## [Given request]
Images are not part of the copy; write out the rest of the data exactly as given.

>> BEGIN Given records

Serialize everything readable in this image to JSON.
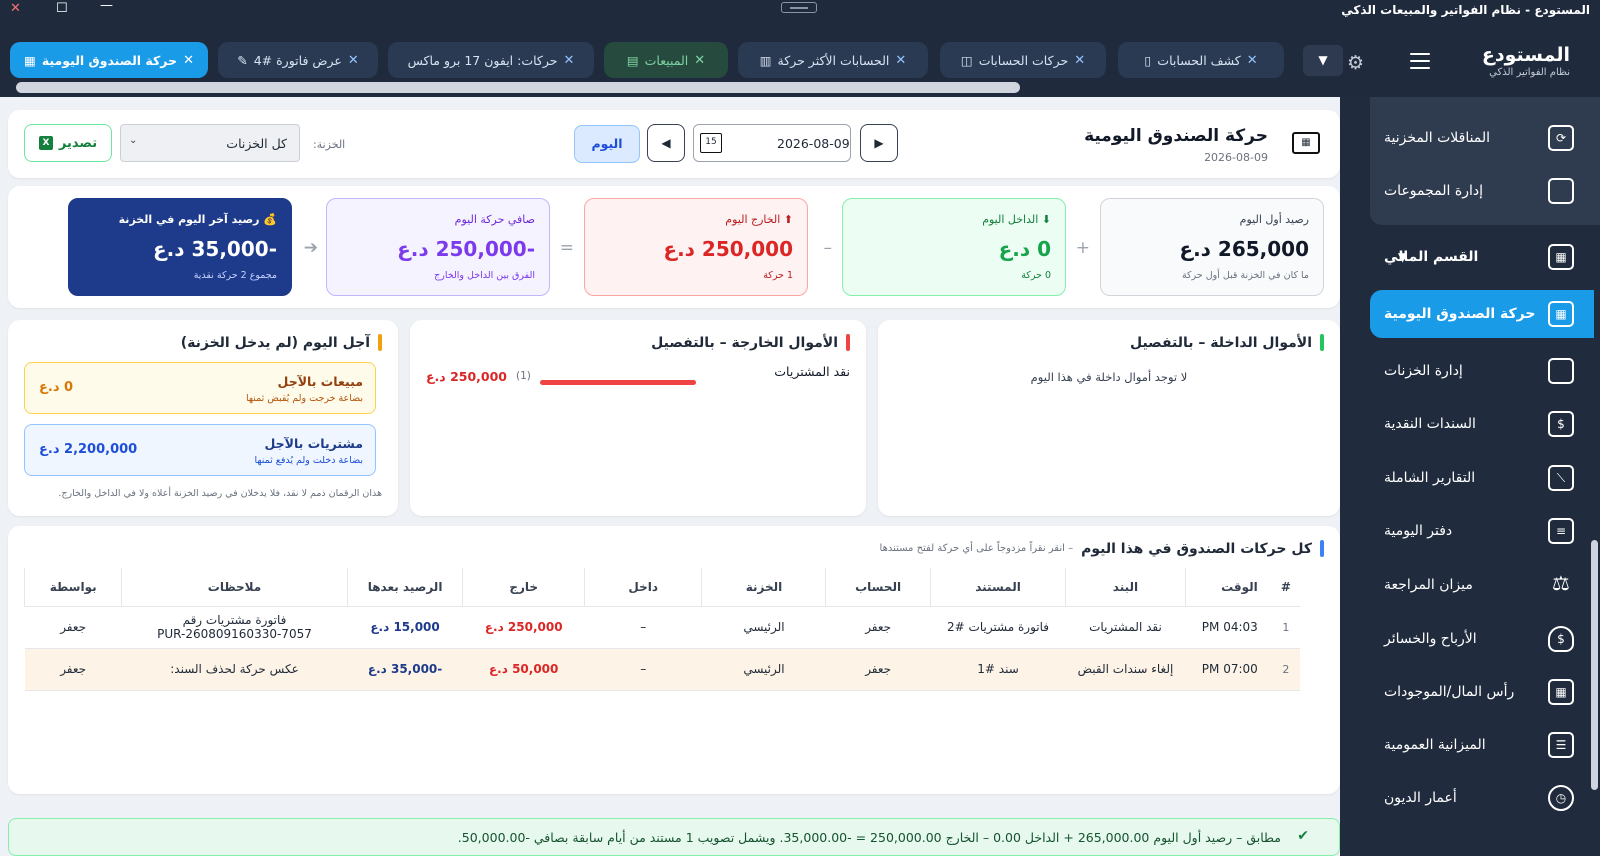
{
  "window": {
    "title": "المستودع - نظام الفواتير والمبيعات الذكي",
    "close": "✕",
    "maximize": "☐",
    "minimize": "—"
  },
  "brand": {
    "name": "المستودع",
    "subtitle": "نظام الفواتير الذكي"
  },
  "tabs": [
    {
      "label": "حركة الصندوق اليومية",
      "icon": "cash-register-icon",
      "active": true
    },
    {
      "label": "عرض فاتورة #4",
      "icon": "pencil-icon"
    },
    {
      "label": "حركات: ايفون 17 برو ماكس",
      "icon": ""
    },
    {
      "label": "المبيعات",
      "icon": "receipt-icon",
      "green": true
    },
    {
      "label": "الحسابات الأكثر حركة",
      "icon": "bar-chart-icon"
    },
    {
      "label": "حركات الحسابات",
      "icon": "accounts-icon"
    },
    {
      "label": "كشف الحسابات",
      "icon": "document-icon"
    }
  ],
  "tab_close": "✕",
  "sidebar": {
    "items": [
      {
        "label": "المناقلات المخزنية",
        "icon": "transfer-icon"
      },
      {
        "label": "إدارة المجموعات",
        "icon": "folder-icon"
      },
      {
        "label": "القسم المالي",
        "icon": "finance-icon",
        "section": true
      },
      {
        "label": "حركة الصندوق اليومية",
        "icon": "cash-register-icon",
        "active": true
      },
      {
        "label": "إدارة الخزنات",
        "icon": "briefcase-icon"
      },
      {
        "label": "السندات النقدية",
        "icon": "money-icon"
      },
      {
        "label": "التقارير الشاملة",
        "icon": "chart-line-icon"
      },
      {
        "label": "دفتر اليومية",
        "icon": "journal-icon"
      },
      {
        "label": "ميزان المراجعة",
        "icon": "scale-icon"
      },
      {
        "label": "الأرباح والخسائر",
        "icon": "money-bag-icon"
      },
      {
        "label": "رأس المال/الموجودات",
        "icon": "building-icon"
      },
      {
        "label": "الميزانية العمومية",
        "icon": "clipboard-icon"
      },
      {
        "label": "أعمار الديون",
        "icon": "clock-icon"
      }
    ]
  },
  "header": {
    "title": "حركة الصندوق اليومية",
    "date": "2026-08-09",
    "date_value": "2026-08-09",
    "calendar_day": "15",
    "today_label": "اليوم",
    "treasury_label": "الخزنة:",
    "treasury_value": "كل الخزنات",
    "export_label": "تصدير"
  },
  "stats": [
    {
      "title": "رصيد أول اليوم",
      "value": "265,000 د.ع",
      "sub": "ما كان في الخزنة قبل أول حركة"
    },
    {
      "title": "⬇ الداخل اليوم",
      "value": "0 د.ع",
      "sub": "0 حركة"
    },
    {
      "title": "⬆ الخارج اليوم",
      "value": "250,000 د.ع",
      "sub": "1 حركة"
    },
    {
      "title": "صافي حركة اليوم",
      "value": "-250,000 د.ع",
      "sub": "الفرق بين الداخل والخارج"
    },
    {
      "title": "💰 رصيد آخر اليوم في الخزنة",
      "value": "-35,000 د.ع",
      "sub": "مجموع 2 حركة نقدية"
    }
  ],
  "operators": {
    "plus": "+",
    "minus": "–",
    "equals": "=",
    "arrow": "➔"
  },
  "incoming": {
    "title": "الأموال الداخلة – بالتفصيل",
    "empty": "لا توجد أموال داخلة في هذا اليوم"
  },
  "outgoing": {
    "title": "الأموال الخارجة – بالتفصيل",
    "rows": [
      {
        "label": "نقد المشتريات",
        "count": "(1)",
        "amount": "250,000 د.ع",
        "share": 1.0
      }
    ]
  },
  "credit": {
    "title": "آجل اليوم (لم يدخل الخزنة)",
    "sales": {
      "label": "مبيعات بالآجل",
      "sub": "بضاعة خرجت ولم يُقبض ثمنها",
      "amount": "0 د.ع"
    },
    "purchases": {
      "label": "مشتريات بالآجل",
      "sub": "بضاعة دخلت ولم يُدفع ثمنها",
      "amount": "2,200,000 د.ع"
    },
    "note": "هذان الرقمان ذمم لا نقد، فلا يدخلان في رصيد الخزنة أعلاه ولا في الداخل والخارج."
  },
  "movements": {
    "title": "كل حركات الصندوق في هذا اليوم",
    "hint": "– انقر نقراً مزدوجاً على أي حركة لفتح مستندها",
    "columns": [
      "#",
      "الوقت",
      "البند",
      "المستند",
      "الحساب",
      "الخزنة",
      "داخل",
      "خارج",
      "الرصيد بعدها",
      "ملاحظات",
      "بواسطة"
    ],
    "rows": [
      {
        "n": "1",
        "time": "04:03 PM",
        "item": "نقد المشتريات",
        "doc": "فاتورة مشتريات #2",
        "account": "جعفر",
        "treasury": "الرئيسي",
        "in": "–",
        "out": "250,000 د.ع",
        "balance": "15,000 د.ع",
        "notes1": "فاتورة مشتريات رقم",
        "notes2": "PUR-260809160330-7057",
        "by": "جعفر"
      },
      {
        "n": "2",
        "time": "07:00 PM",
        "item": "إلغاء سندات القبض",
        "doc": "سند #1",
        "account": "جعفر",
        "treasury": "الرئيسي",
        "in": "–",
        "out": "50,000 د.ع",
        "balance": "-35,000 د.ع",
        "notes1": "عكس حركة لحذف السند:",
        "notes2": "",
        "by": "جعفر"
      }
    ]
  },
  "footer": {
    "check": "✔",
    "text": "مطابق – رصيد أول اليوم 265,000.00 + الداخل 0.00 – الخارج 250,000.00 = -35,000.00. ويشمل تصويب 1 مستند من أيام سابقة بصافي -50,000.00."
  },
  "colors": {
    "accent": "#1a9be8",
    "sidebar": "#202b3d",
    "topbar": "#1f2a3c",
    "positive": "#16a34a",
    "negative": "#dc2626",
    "net": "#7c3aed",
    "closing": "#1e3a8a"
  }
}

>> END Given records

## [Exercise answer]
Serialize everything readable in this image to JSON.
{
  "window": {
    "title": "المستودع - نظام الفواتير والمبيعات الذكي",
    "close": "✕",
    "maximize": "☐",
    "minimize": "—"
  },
  "brand": {
    "name": "المستودع",
    "subtitle": "نظام الفواتير الذكي"
  },
  "tabs": [
    {
      "label": "حركة الصندوق اليومية",
      "icon": "cash-register-icon",
      "active": true
    },
    {
      "label": "عرض فاتورة #4",
      "icon": "pencil-icon"
    },
    {
      "label": "حركات: ايفون 17 برو ماكس",
      "icon": ""
    },
    {
      "label": "المبيعات",
      "icon": "receipt-icon",
      "green": true
    },
    {
      "label": "الحسابات الأكثر حركة",
      "icon": "bar-chart-icon"
    },
    {
      "label": "حركات الحسابات",
      "icon": "accounts-icon"
    },
    {
      "label": "كشف الحسابات",
      "icon": "document-icon"
    }
  ],
  "tab_close": "✕",
  "sidebar": {
    "items": [
      {
        "label": "المناقلات المخزنية",
        "icon": "transfer-icon"
      },
      {
        "label": "إدارة المجموعات",
        "icon": "folder-icon"
      },
      {
        "label": "القسم المالي",
        "icon": "finance-icon",
        "section": true
      },
      {
        "label": "حركة الصندوق اليومية",
        "icon": "cash-register-icon",
        "active": true
      },
      {
        "label": "إدارة الخزنات",
        "icon": "briefcase-icon"
      },
      {
        "label": "السندات النقدية",
        "icon": "money-icon"
      },
      {
        "label": "التقارير الشاملة",
        "icon": "chart-line-icon"
      },
      {
        "label": "دفتر اليومية",
        "icon": "journal-icon"
      },
      {
        "label": "ميزان المراجعة",
        "icon": "scale-icon"
      },
      {
        "label": "الأرباح والخسائر",
        "icon": "money-bag-icon"
      },
      {
        "label": "رأس المال/الموجودات",
        "icon": "building-icon"
      },
      {
        "label": "الميزانية العمومية",
        "icon": "clipboard-icon"
      },
      {
        "label": "أعمار الديون",
        "icon": "clock-icon"
      }
    ]
  },
  "header": {
    "title": "حركة الصندوق اليومية",
    "date": "2026-08-09",
    "date_value": "2026-08-09",
    "calendar_day": "15",
    "today_label": "اليوم",
    "treasury_label": "الخزنة:",
    "treasury_value": "كل الخزنات",
    "export_label": "تصدير"
  },
  "stats": [
    {
      "title": "رصيد أول اليوم",
      "value": "265,000 د.ع",
      "sub": "ما كان في الخزنة قبل أول حركة"
    },
    {
      "title": "⬇ الداخل اليوم",
      "value": "0 د.ع",
      "sub": "0 حركة"
    },
    {
      "title": "⬆ الخارج اليوم",
      "value": "250,000 د.ع",
      "sub": "1 حركة"
    },
    {
      "title": "صافي حركة اليوم",
      "value": "-250,000 د.ع",
      "sub": "الفرق بين الداخل والخارج"
    },
    {
      "title": "💰 رصيد آخر اليوم في الخزنة",
      "value": "-35,000 د.ع",
      "sub": "مجموع 2 حركة نقدية"
    }
  ],
  "operators": {
    "plus": "+",
    "minus": "–",
    "equals": "=",
    "arrow": "➔"
  },
  "incoming": {
    "title": "الأموال الداخلة – بالتفصيل",
    "empty": "لا توجد أموال داخلة في هذا اليوم"
  },
  "outgoing": {
    "title": "الأموال الخارجة – بالتفصيل",
    "rows": [
      {
        "label": "نقد المشتريات",
        "count": "(1)",
        "amount": "250,000 د.ع",
        "share": 1.0
      }
    ]
  },
  "credit": {
    "title": "آجل اليوم (لم يدخل الخزنة)",
    "sales": {
      "label": "مبيعات بالآجل",
      "sub": "بضاعة خرجت ولم يُقبض ثمنها",
      "amount": "0 د.ع"
    },
    "purchases": {
      "label": "مشتريات بالآجل",
      "sub": "بضاعة دخلت ولم يُدفع ثمنها",
      "amount": "2,200,000 د.ع"
    },
    "note": "هذان الرقمان ذمم لا نقد، فلا يدخلان في رصيد الخزنة أعلاه ولا في الداخل والخارج."
  },
  "movements": {
    "title": "كل حركات الصندوق في هذا اليوم",
    "hint": "– انقر نقراً مزدوجاً على أي حركة لفتح مستندها",
    "columns": [
      "#",
      "الوقت",
      "البند",
      "المستند",
      "الحساب",
      "الخزنة",
      "داخل",
      "خارج",
      "الرصيد بعدها",
      "ملاحظات",
      "بواسطة"
    ],
    "rows": [
      {
        "n": "1",
        "time": "04:03 PM",
        "item": "نقد المشتريات",
        "doc": "فاتورة مشتريات #2",
        "account": "جعفر",
        "treasury": "الرئيسي",
        "in": "–",
        "out": "250,000 د.ع",
        "balance": "15,000 د.ع",
        "notes1": "فاتورة مشتريات رقم",
        "notes2": "PUR-260809160330-7057",
        "by": "جعفر"
      },
      {
        "n": "2",
        "time": "07:00 PM",
        "item": "إلغاء سندات القبض",
        "doc": "سند #1",
        "account": "جعفر",
        "treasury": "الرئيسي",
        "in": "–",
        "out": "50,000 د.ع",
        "balance": "-35,000 د.ع",
        "notes1": "عكس حركة لحذف السند:",
        "notes2": "",
        "by": "جعفر"
      }
    ]
  },
  "footer": {
    "check": "✔",
    "text": "مطابق – رصيد أول اليوم 265,000.00 + الداخل 0.00 – الخارج 250,000.00 = -35,000.00. ويشمل تصويب 1 مستند من أيام سابقة بصافي -50,000.00."
  },
  "colors": {
    "accent": "#1a9be8",
    "sidebar": "#202b3d",
    "topbar": "#1f2a3c",
    "positive": "#16a34a",
    "negative": "#dc2626",
    "net": "#7c3aed",
    "closing": "#1e3a8a"
  }
}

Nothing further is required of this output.